KUTIPAN
....................
BAB VIII
KEBUDAYAAN ISLAM
A. Konsep Kebudayaan dalam Islam
Kebudayaan
Menurut Edward B. Tylor, merupakan keseluruhan
yang kompleks, yang di dalamnya terkandung pengetahuan, kepercayaan, kesenian,
moral, hukum, adat istiadat, dan kemampuan-kemampuan lain yang didapat
seseorang sebagai anggota masyarakat. Sedangkan menurut Selo
Soemardjan dan Soelaiman Soemardi,
kebudayaan adalah sarana hasil karya, rasa, dan cipta masyarakat. Dari berbagai
definisi tersebut, dapat diperoleh pengertian mengenai kebudayaan yang mana
akan mempengaruhi tingkat pengetahuan dan meliputi sistem ide atau gagasan yang
terdapat dalam pikiran manusia, sehingga dalam kehidupan sehari-hari, kebudayaan
itu bersifat abstrak.
Sedangkan perwujudan kebudayaan adalah benda-benda yang diciptakan oleh manusia
sebagai makhluk yang berbudaya, berupa perilaku dan benda-benda yang bersifat
nyata, misalnya pola-pola perilaku, bahasa,
peralatan hidup, organisasi sosial, religi, seni, dan lain-lain, yang
kesemuanya ditujukan untuk membantu manusia dalam melangsungkan kehidupan
bermasyarakat
Berdasarkan wujudnya tersebut, kebudayaan dapat
digolongkan atas dua komponen utama:
1)
Kebudayaan material
Kebudayaan material mengacu pada semua ciptaan
masyarakat yang nyata, konkret. Termasuk dalam kebudayaan material ini adalah
temuan-temuan yang dihasilkan dari suatu penggalian arkeologi: mangkuk tanah
liat, perhisalan, senjata, dan seterusnya. Kebudayaan material juga mencakup
barang-barang, seperti televisi, pesawat terbang, stadion olahraga, pakaian,
gedung pencakar langit, dan mesin cuci.
....................
INFORMASI TERCATAT
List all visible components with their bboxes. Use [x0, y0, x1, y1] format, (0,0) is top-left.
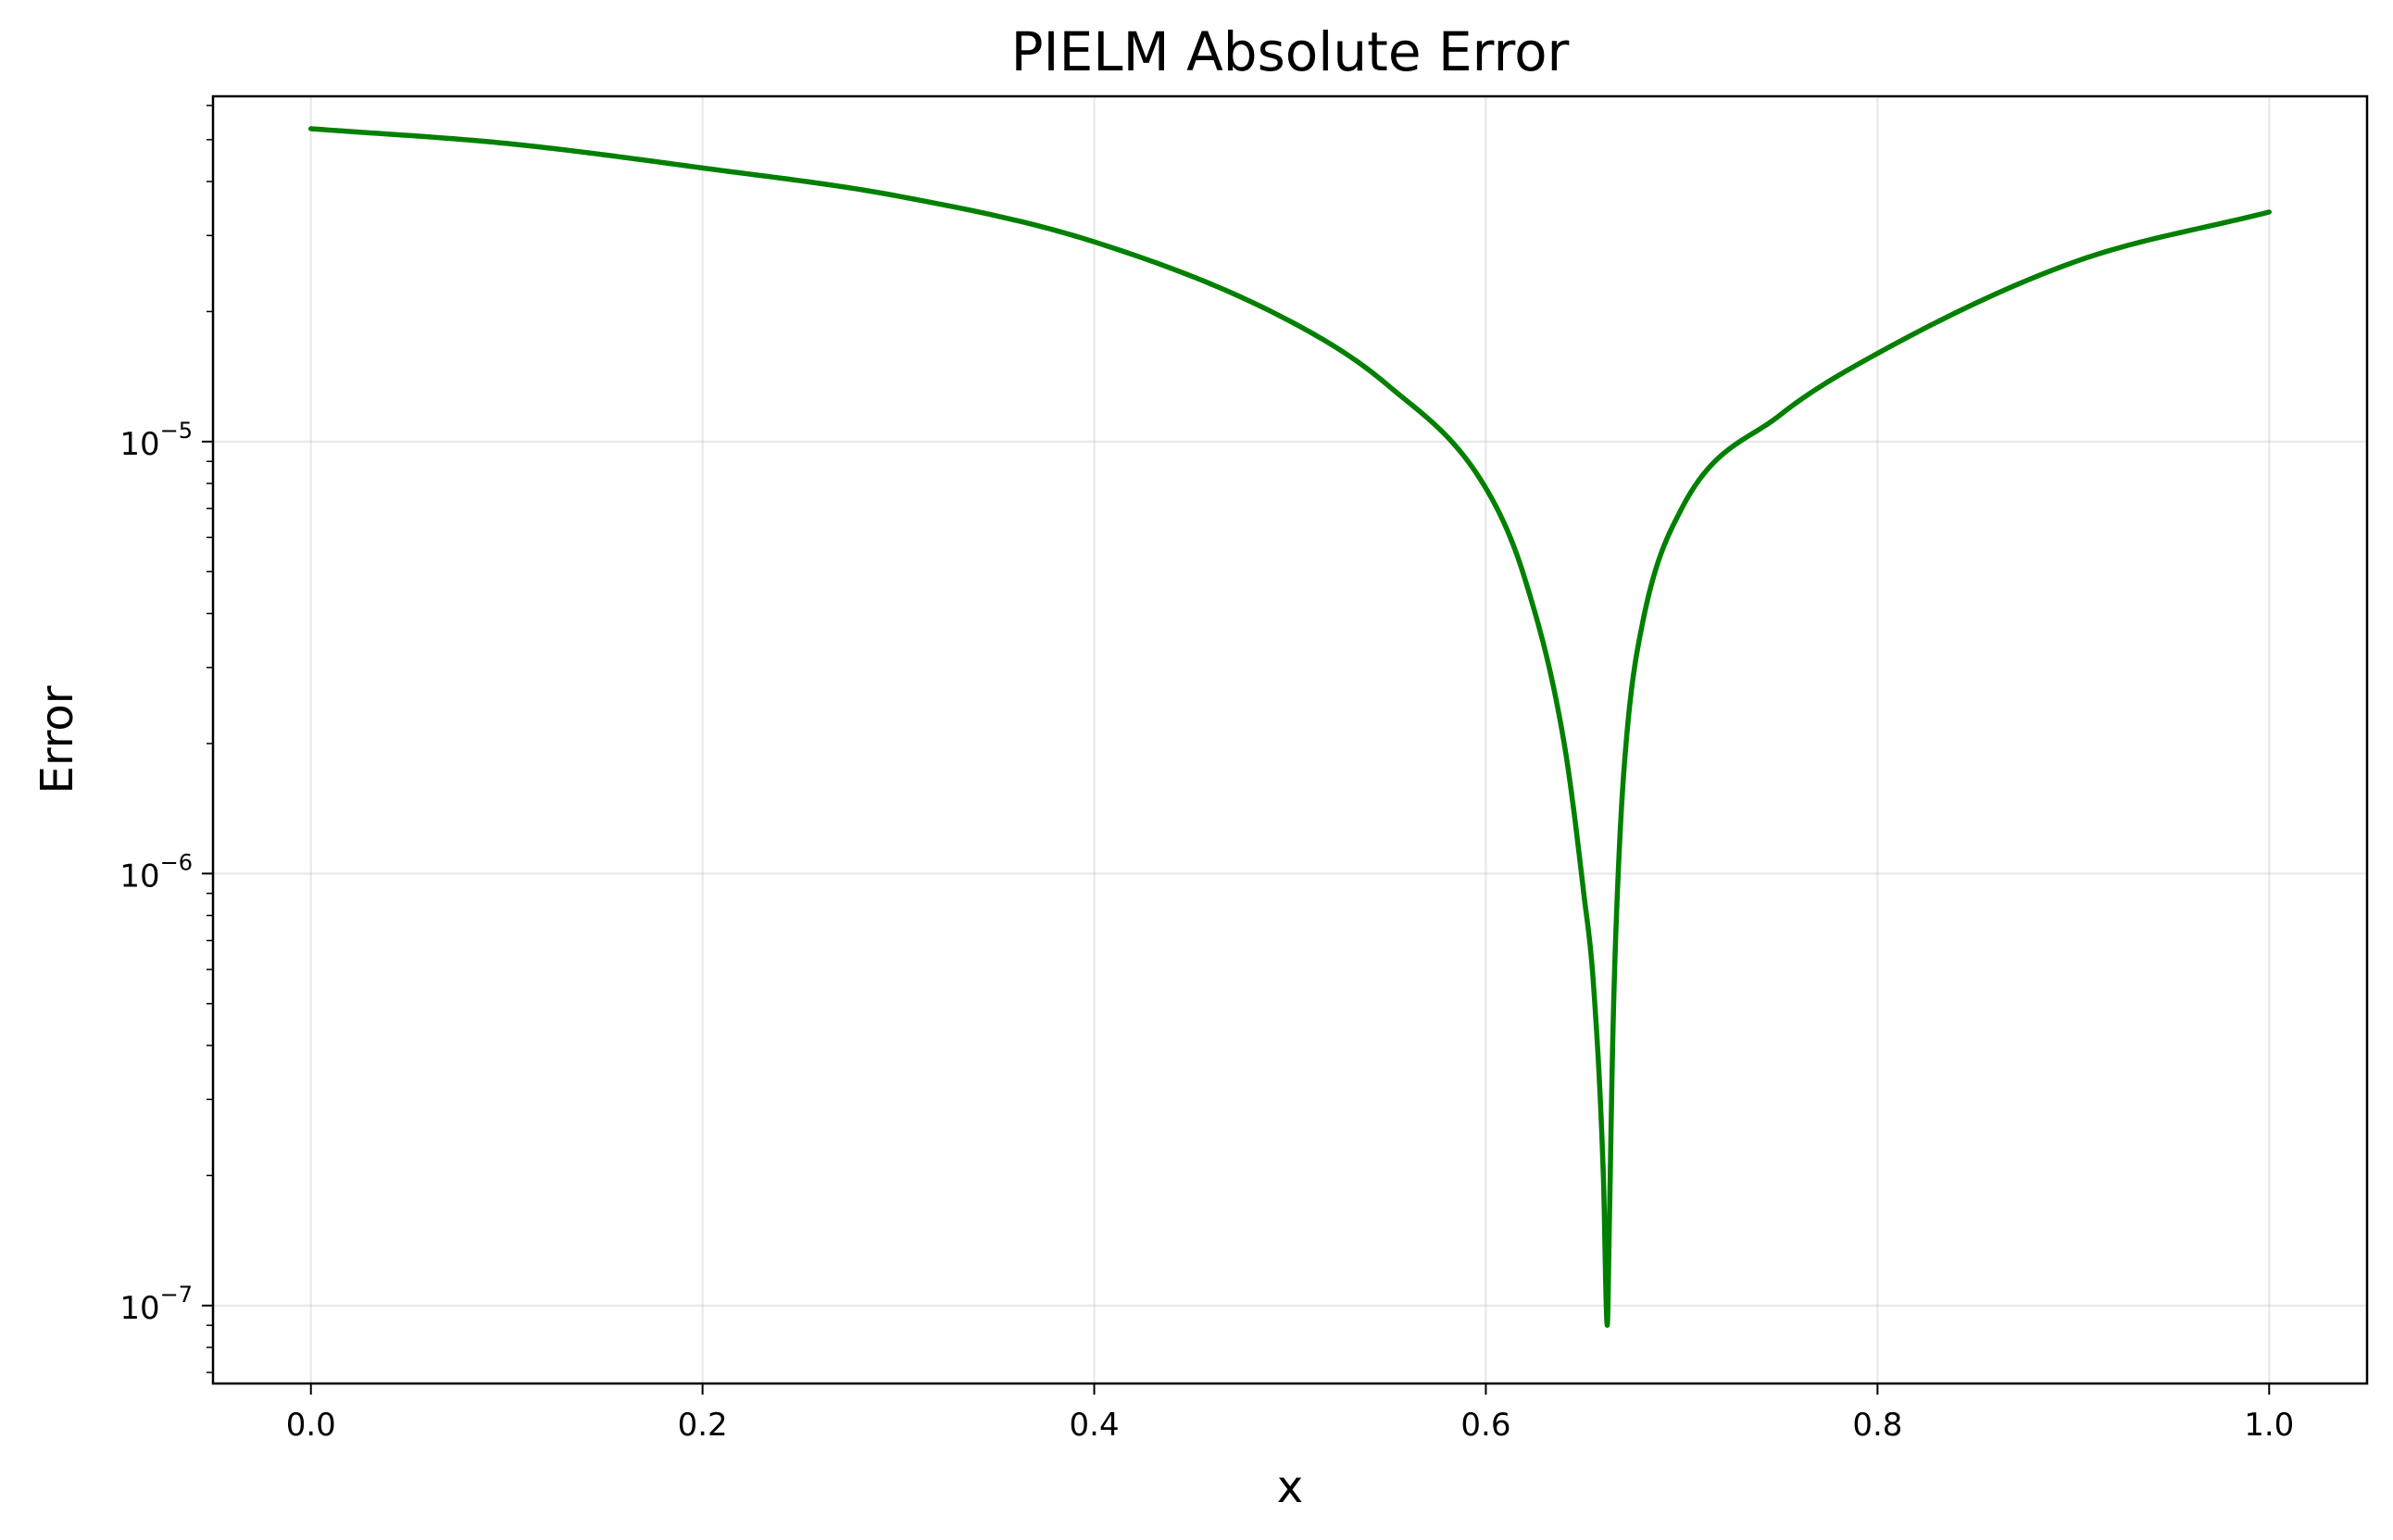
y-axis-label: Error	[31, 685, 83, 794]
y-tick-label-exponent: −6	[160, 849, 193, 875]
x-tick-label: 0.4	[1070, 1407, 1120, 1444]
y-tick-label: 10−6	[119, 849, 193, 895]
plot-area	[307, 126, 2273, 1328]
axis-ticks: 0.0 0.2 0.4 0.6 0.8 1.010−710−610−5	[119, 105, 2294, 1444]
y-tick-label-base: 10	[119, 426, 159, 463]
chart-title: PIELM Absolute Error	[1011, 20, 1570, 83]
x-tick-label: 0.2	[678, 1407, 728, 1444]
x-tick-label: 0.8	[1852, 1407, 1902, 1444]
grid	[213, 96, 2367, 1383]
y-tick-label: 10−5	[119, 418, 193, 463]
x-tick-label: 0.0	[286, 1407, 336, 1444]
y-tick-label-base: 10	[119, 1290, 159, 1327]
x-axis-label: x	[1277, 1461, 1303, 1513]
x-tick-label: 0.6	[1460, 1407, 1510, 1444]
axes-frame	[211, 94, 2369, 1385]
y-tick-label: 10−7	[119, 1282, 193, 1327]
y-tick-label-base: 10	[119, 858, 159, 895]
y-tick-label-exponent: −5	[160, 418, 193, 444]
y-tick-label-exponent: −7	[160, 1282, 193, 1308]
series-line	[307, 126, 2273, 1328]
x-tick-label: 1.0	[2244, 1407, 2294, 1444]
....................
SOAL A
Dalam kutipan tentang kebudayaan Islam, apa definisi kebudayaan menurut Selo Soemardjan dan Soelaiman Soemardi?
SOAL B
Tolong lanjutkan kutipan tentang kebudayaan Islam, dimulai sesudah kalimat terakhirnya.

HASIL AKHIR A
Kebudayaan adalah sarana hasil karya, rasa, dan cipta masyarakat.

HASIL AKHIR B
2)
Kebudayaan nonmaterial
Kebudayaan nonmaterial adalah ciptaan-ciptaan abstrak
yang diwariskan dari generasi ke generasi, misalnya berupa dongeng, cerita
rakyat, dan lagu atau tarian tradisional.
Lebih jauh, secara umum arti kebudayaan yang sebenarnya
ialah suatu hasil daya pemikiran dan pemerahan tenaga lahir manusia, ia adalah
gabungan antara tenaga fikiran dengan tenaga lahir manusia ataupun hasil
daripada gabungan tenaga batin dan tenaga lahir manusia. Apa yang dimaksudkan
gabungan antara tenaga batin (daya pemikiran) dengan tenaga lahir ialah apa
yang difikirkan oleh manusia itu terus dibiat dan dilaksanakan. Apa yang
difikirkannya itu dilahirkan dalam bentuk sikap. Maka hasil daripada gabungan
inilah yang dikatakan kebudayaan.
Jadi kalau begitu, seluruh kemajuan baik yang lahir
ataupun yang batin walau dibidang apapun, dianggap kebudayaan. Sebab hasil
daripada daya pemikiran dan daya usaha tenaga lahir manusia akan tercetuslah
soal-soal politik, pendidikan, ekonomi, sastera dan seni, pembangunan dan
kemajuan-kemajuan lainnya.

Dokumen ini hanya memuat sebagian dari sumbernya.